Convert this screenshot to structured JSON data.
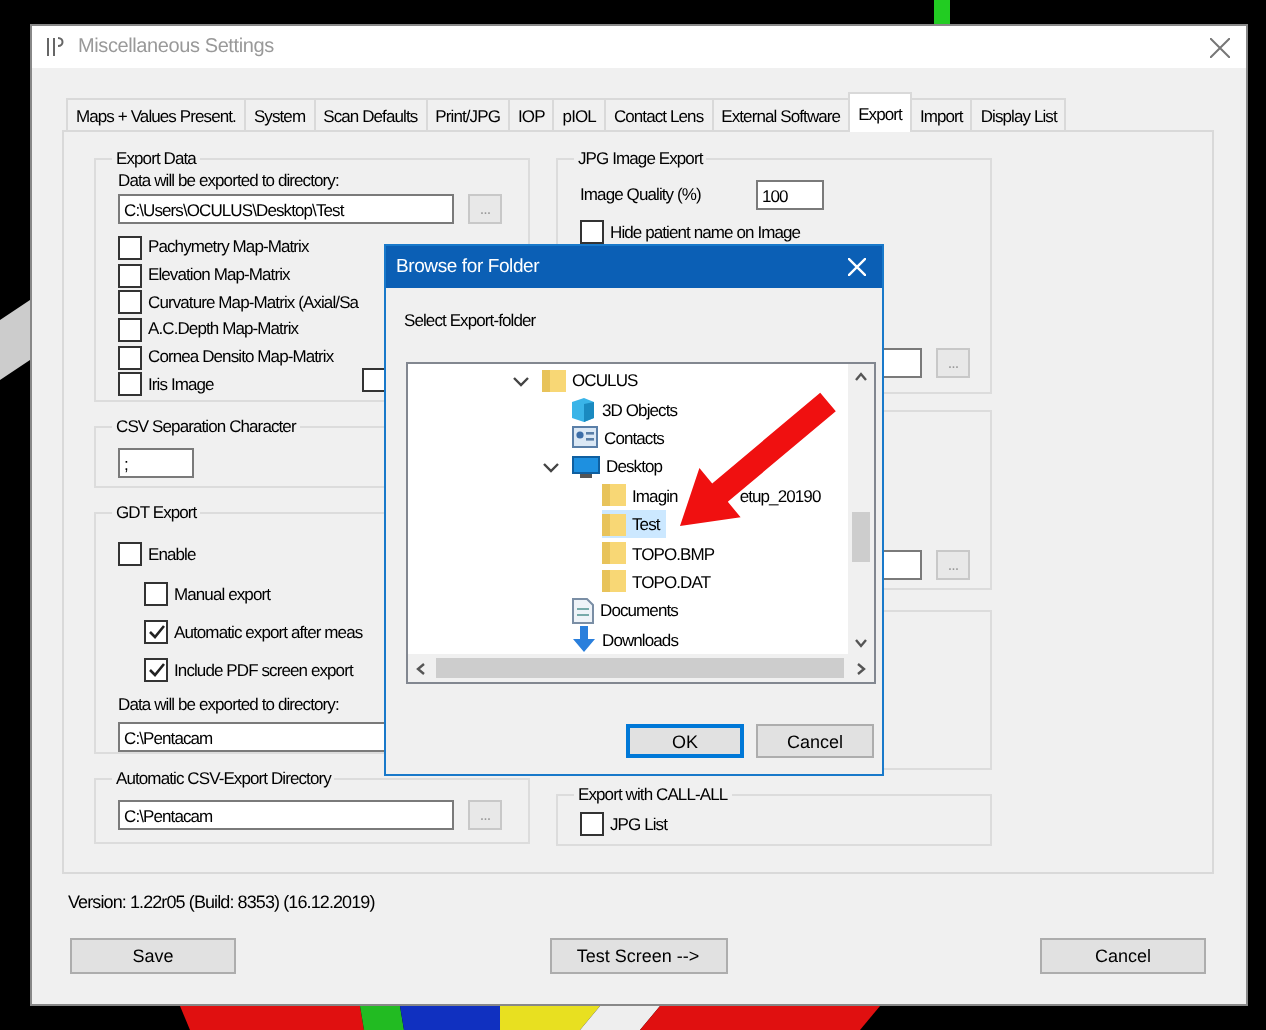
{
  "window": {
    "title": "Miscellaneous Settings"
  },
  "tabs": [
    {
      "label": "Maps + Values Present.",
      "selected": false
    },
    {
      "label": "System",
      "selected": false
    },
    {
      "label": "Scan Defaults",
      "selected": false
    },
    {
      "label": "Print/JPG",
      "selected": false
    },
    {
      "label": "IOP",
      "selected": false
    },
    {
      "label": "pIOL",
      "selected": false
    },
    {
      "label": "Contact Lens",
      "selected": false
    },
    {
      "label": "External Software",
      "selected": false
    },
    {
      "label": "Export",
      "selected": true
    },
    {
      "label": "Import",
      "selected": false
    },
    {
      "label": "Display List",
      "selected": false
    }
  ],
  "export_data": {
    "title": "Export Data",
    "directory_label": "Data will be exported to directory:",
    "directory": "C:\\Users\\OCULUS\\Desktop\\Test",
    "browse": "...",
    "options": [
      {
        "label": "Pachymetry Map-Matrix",
        "checked": false
      },
      {
        "label": "Elevation Map-Matrix",
        "checked": false
      },
      {
        "label": "Curvature Map-Matrix (Axial/Sa",
        "checked": false
      },
      {
        "label": "A.C.Depth Map-Matrix",
        "checked": false
      },
      {
        "label": "Cornea Densito Map-Matrix",
        "checked": false
      },
      {
        "label": "Iris Image",
        "checked": false
      }
    ],
    "extra_option": {
      "checked": false
    }
  },
  "csv_separation": {
    "title": "CSV Separation Character",
    "value": ";"
  },
  "gdt_export": {
    "title": "GDT Export",
    "enable": {
      "label": "Enable",
      "checked": false
    },
    "options": [
      {
        "label": "Manual export",
        "checked": false
      },
      {
        "label": "Automatic export after meas",
        "checked": true
      },
      {
        "label": "Include PDF screen export",
        "checked": true
      }
    ],
    "directory_label": "Data will be exported to directory:",
    "directory": "C:\\Pentacam"
  },
  "csv_export_directory": {
    "title": "Automatic CSV-Export Directory",
    "directory": "C:\\Pentacam",
    "browse": "..."
  },
  "jpg_export": {
    "title": "JPG Image Export",
    "quality_label": "Image Quality (%)",
    "quality": "100",
    "hide_name": {
      "label": "Hide patient name on Image",
      "checked": false
    },
    "browse": "..."
  },
  "group_2": {
    "browse": "..."
  },
  "call_all": {
    "title": "Export with CALL-ALL",
    "jpg_list": {
      "label": "JPG List",
      "checked": false
    }
  },
  "version": "Version: 1.22r05  (Build: 8353) (16.12.2019)",
  "buttons": [
    "Save",
    "Test Screen -->",
    "Cancel"
  ],
  "dialog": {
    "title": "Browse for Folder",
    "prompt": "Select Export-folder",
    "tree": [
      {
        "label": "OCULUS",
        "kind": "folder",
        "selected": false,
        "expanded": true,
        "children": [
          {
            "label": "3D Objects",
            "kind": "objects",
            "selected": false
          },
          {
            "label": "Contacts",
            "kind": "contacts",
            "selected": false
          },
          {
            "label": "Desktop",
            "kind": "desktop",
            "selected": false,
            "expanded": true,
            "children": [
              {
                "label": "Imagin",
                "label_2": "etup_20190",
                "kind": "folder",
                "selected": false
              },
              {
                "label": "Test",
                "kind": "folder",
                "selected": true
              },
              {
                "label": "TOPO.BMP",
                "kind": "folder",
                "selected": false
              },
              {
                "label": "TOPO.DAT",
                "kind": "folder",
                "selected": false
              }
            ]
          },
          {
            "label": "Documents",
            "kind": "documents",
            "selected": false
          },
          {
            "label": "Downloads",
            "kind": "downloads",
            "selected": false
          }
        ]
      }
    ],
    "buttons": [
      {
        "label": "OK",
        "default": true
      },
      {
        "label": "Cancel",
        "default": false
      }
    ]
  }
}
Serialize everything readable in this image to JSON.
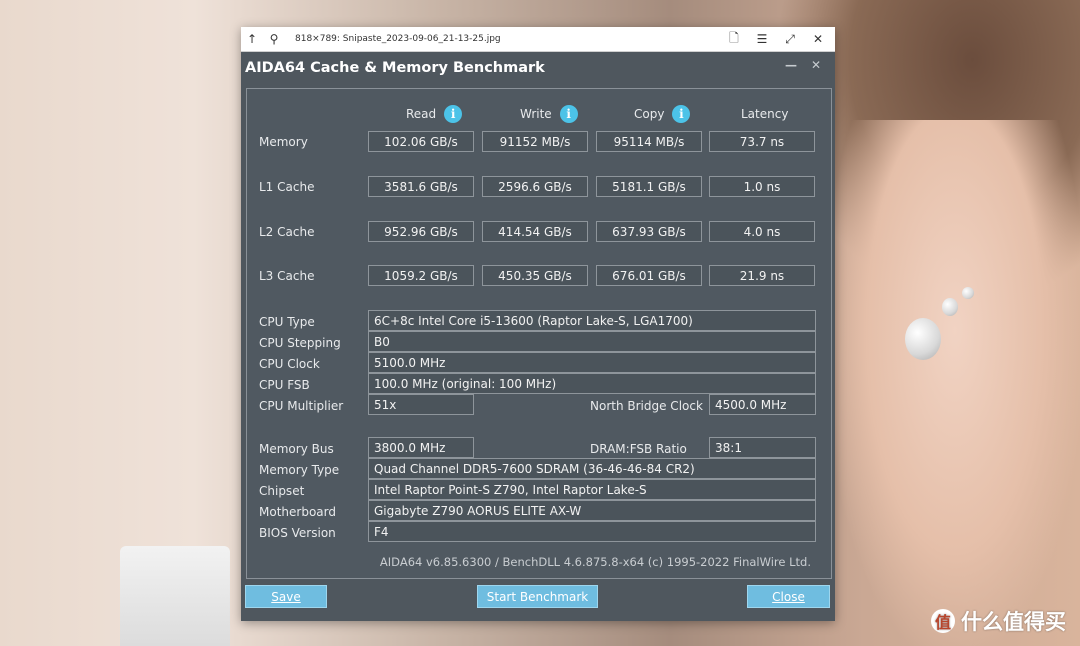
{
  "viewer": {
    "title": "818×789: Snipaste_2023-09-06_21-13-25.jpg",
    "icons": [
      "up-arrow-icon",
      "pin-icon",
      "document-icon",
      "list-icon",
      "expand-icon",
      "close-icon"
    ]
  },
  "window": {
    "title": "AIDA64 Cache & Memory Benchmark"
  },
  "columns": {
    "read": "Read",
    "write": "Write",
    "copy": "Copy",
    "latency": "Latency",
    "info_glyph": "i"
  },
  "rows": [
    {
      "label": "Memory",
      "read": "102.06 GB/s",
      "write": "91152 MB/s",
      "copy": "95114 MB/s",
      "latency": "73.7 ns"
    },
    {
      "label": "L1 Cache",
      "read": "3581.6 GB/s",
      "write": "2596.6 GB/s",
      "copy": "5181.1 GB/s",
      "latency": "1.0 ns"
    },
    {
      "label": "L2 Cache",
      "read": "952.96 GB/s",
      "write": "414.54 GB/s",
      "copy": "637.93 GB/s",
      "latency": "4.0 ns"
    },
    {
      "label": "L3 Cache",
      "read": "1059.2 GB/s",
      "write": "450.35 GB/s",
      "copy": "676.01 GB/s",
      "latency": "21.9 ns"
    }
  ],
  "cpu": {
    "type_label": "CPU Type",
    "type_value": "6C+8c Intel Core i5-13600  (Raptor Lake-S, LGA1700)",
    "stepping_label": "CPU Stepping",
    "stepping_value": "B0",
    "clock_label": "CPU Clock",
    "clock_value": "5100.0 MHz",
    "fsb_label": "CPU FSB",
    "fsb_value": "100.0 MHz  (original: 100 MHz)",
    "multiplier_label": "CPU Multiplier",
    "multiplier_value": "51x",
    "nb_clock_label": "North Bridge Clock",
    "nb_clock_value": "4500.0 MHz"
  },
  "memory": {
    "bus_label": "Memory Bus",
    "bus_value": "3800.0 MHz",
    "ratio_label": "DRAM:FSB Ratio",
    "ratio_value": "38:1",
    "type_label": "Memory Type",
    "type_value": "Quad Channel DDR5-7600 SDRAM  (36-46-46-84 CR2)",
    "chipset_label": "Chipset",
    "chipset_value": "Intel Raptor Point-S Z790, Intel Raptor Lake-S",
    "motherboard_label": "Motherboard",
    "motherboard_value": "Gigabyte Z790 AORUS ELITE AX-W",
    "bios_label": "BIOS Version",
    "bios_value": "F4"
  },
  "footer": "AIDA64 v6.85.6300 / BenchDLL 4.6.875.8-x64  (c) 1995-2022 FinalWire Ltd.",
  "buttons": {
    "save": "Save",
    "start": "Start Benchmark",
    "close": "Close"
  },
  "watermark": {
    "glyph": "值",
    "text": "什么值得买"
  }
}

::::

WHAT YOU NEED TO DO: Exclude all images and restate the records above word for word.

EXPECTED OUTPUT:
Convert this screenshot to structured JSON data.
{
  "window": {
    "title": "Miscellaneous Settings"
  },
  "tabs": [
    {
      "label": "Maps + Values Present.",
      "selected": false
    },
    {
      "label": "System",
      "selected": false
    },
    {
      "label": "Scan Defaults",
      "selected": false
    },
    {
      "label": "Print/JPG",
      "selected": false
    },
    {
      "label": "IOP",
      "selected": false
    },
    {
      "label": "pIOL",
      "selected": false
    },
    {
      "label": "Contact Lens",
      "selected": false
    },
    {
      "label": "External Software",
      "selected": false
    },
    {
      "label": "Export",
      "selected": true
    },
    {
      "label": "Import",
      "selected": false
    },
    {
      "label": "Display List",
      "selected": false
    }
  ],
  "export_data": {
    "title": "Export Data",
    "directory_label": "Data will be exported to directory:",
    "directory": "C:\\Users\\OCULUS\\Desktop\\Test",
    "browse": "...",
    "options": [
      {
        "label": "Pachymetry Map-Matrix",
        "checked": false
      },
      {
        "label": "Elevation Map-Matrix",
        "checked": false
      },
      {
        "label": "Curvature Map-Matrix (Axial/Sa",
        "checked": false
      },
      {
        "label": "A.C.Depth Map-Matrix",
        "checked": false
      },
      {
        "label": "Cornea Densito Map-Matrix",
        "checked": false
      },
      {
        "label": "Iris Image",
        "checked": false
      }
    ],
    "extra_option": {
      "checked": false
    }
  },
  "csv_separation": {
    "title": "CSV Separation Character",
    "value": ";"
  },
  "gdt_export": {
    "title": "GDT Export",
    "enable": {
      "label": "Enable",
      "checked": false
    },
    "options": [
      {
        "label": "Manual export",
        "checked": false
      },
      {
        "label": "Automatic export after meas",
        "checked": true
      },
      {
        "label": "Include PDF screen export",
        "checked": true
      }
    ],
    "directory_label": "Data will be exported to directory:",
    "directory": "C:\\Pentacam"
  },
  "csv_export_directory": {
    "title": "Automatic CSV-Export Directory",
    "directory": "C:\\Pentacam",
    "browse": "..."
  },
  "jpg_export": {
    "title": "JPG Image Export",
    "quality_label": "Image Quality (%)",
    "quality": "100",
    "hide_name": {
      "label": "Hide patient name on Image",
      "checked": false
    },
    "browse": "..."
  },
  "group_2": {
    "browse": "..."
  },
  "call_all": {
    "title": "Export with CALL-ALL",
    "jpg_list": {
      "label": "JPG List",
      "checked": false
    }
  },
  "version": "Version: 1.22r05  (Build: 8353) (16.12.2019)",
  "buttons": [
    "Save",
    "Test Screen -->",
    "Cancel"
  ],
  "dialog": {
    "title": "Browse for Folder",
    "prompt": "Select Export-folder",
    "tree": [
      {
        "label": "OCULUS",
        "kind": "folder",
        "selected": false,
        "expanded": true,
        "children": [
          {
            "label": "3D Objects",
            "kind": "objects",
            "selected": false
          },
          {
            "label": "Contacts",
            "kind": "contacts",
            "selected": false
          },
          {
            "label": "Desktop",
            "kind": "desktop",
            "selected": false,
            "expanded": true,
            "children": [
              {
                "label": "Imagin",
                "label_2": "etup_20190",
                "kind": "folder",
                "selected": false
              },
              {
                "label": "Test",
                "kind": "folder",
                "selected": true
              },
              {
                "label": "TOPO.BMP",
                "kind": "folder",
                "selected": false
              },
              {
                "label": "TOPO.DAT",
                "kind": "folder",
                "selected": false
              }
            ]
          },
          {
            "label": "Documents",
            "kind": "documents",
            "selected": false
          },
          {
            "label": "Downloads",
            "kind": "downloads",
            "selected": false
          }
        ]
      }
    ],
    "buttons": [
      {
        "label": "OK",
        "default": true
      },
      {
        "label": "Cancel",
        "default": false
      }
    ]
  }
}
Serialize everything readable in this image to JSON.
{
  "viewer": {
    "title": "818×789: Snipaste_2023-09-06_21-13-25.jpg",
    "icons": [
      "up-arrow-icon",
      "pin-icon",
      "document-icon",
      "list-icon",
      "expand-icon",
      "close-icon"
    ]
  },
  "window": {
    "title": "AIDA64 Cache & Memory Benchmark"
  },
  "columns": {
    "read": "Read",
    "write": "Write",
    "copy": "Copy",
    "latency": "Latency",
    "info_glyph": "i"
  },
  "rows": [
    {
      "label": "Memory",
      "read": "102.06 GB/s",
      "write": "91152 MB/s",
      "copy": "95114 MB/s",
      "latency": "73.7 ns"
    },
    {
      "label": "L1 Cache",
      "read": "3581.6 GB/s",
      "write": "2596.6 GB/s",
      "copy": "5181.1 GB/s",
      "latency": "1.0 ns"
    },
    {
      "label": "L2 Cache",
      "read": "952.96 GB/s",
      "write": "414.54 GB/s",
      "copy": "637.93 GB/s",
      "latency": "4.0 ns"
    },
    {
      "label": "L3 Cache",
      "read": "1059.2 GB/s",
      "write": "450.35 GB/s",
      "copy": "676.01 GB/s",
      "latency": "21.9 ns"
    }
  ],
  "cpu": {
    "type_label": "CPU Type",
    "type_value": "6C+8c Intel Core i5-13600  (Raptor Lake-S, LGA1700)",
    "stepping_label": "CPU Stepping",
    "stepping_value": "B0",
    "clock_label": "CPU Clock",
    "clock_value": "5100.0 MHz",
    "fsb_label": "CPU FSB",
    "fsb_value": "100.0 MHz  (original: 100 MHz)",
    "multiplier_label": "CPU Multiplier",
    "multiplier_value": "51x",
    "nb_clock_label": "North Bridge Clock",
    "nb_clock_value": "4500.0 MHz"
  },
  "memory": {
    "bus_label": "Memory Bus",
    "bus_value": "3800.0 MHz",
    "ratio_label": "DRAM:FSB Ratio",
    "ratio_value": "38:1",
    "type_label": "Memory Type",
    "type_value": "Quad Channel DDR5-7600 SDRAM  (36-46-46-84 CR2)",
    "chipset_label": "Chipset",
    "chipset_value": "Intel Raptor Point-S Z790, Intel Raptor Lake-S",
    "motherboard_label": "Motherboard",
    "motherboard_value": "Gigabyte Z790 AORUS ELITE AX-W",
    "bios_label": "BIOS Version",
    "bios_value": "F4"
  },
  "footer": "AIDA64 v6.85.6300 / BenchDLL 4.6.875.8-x64  (c) 1995-2022 FinalWire Ltd.",
  "buttons": {
    "save": "Save",
    "start": "Start Benchmark",
    "close": "Close"
  },
  "watermark": {
    "glyph": "值",
    "text": "什么值得买"
  }
}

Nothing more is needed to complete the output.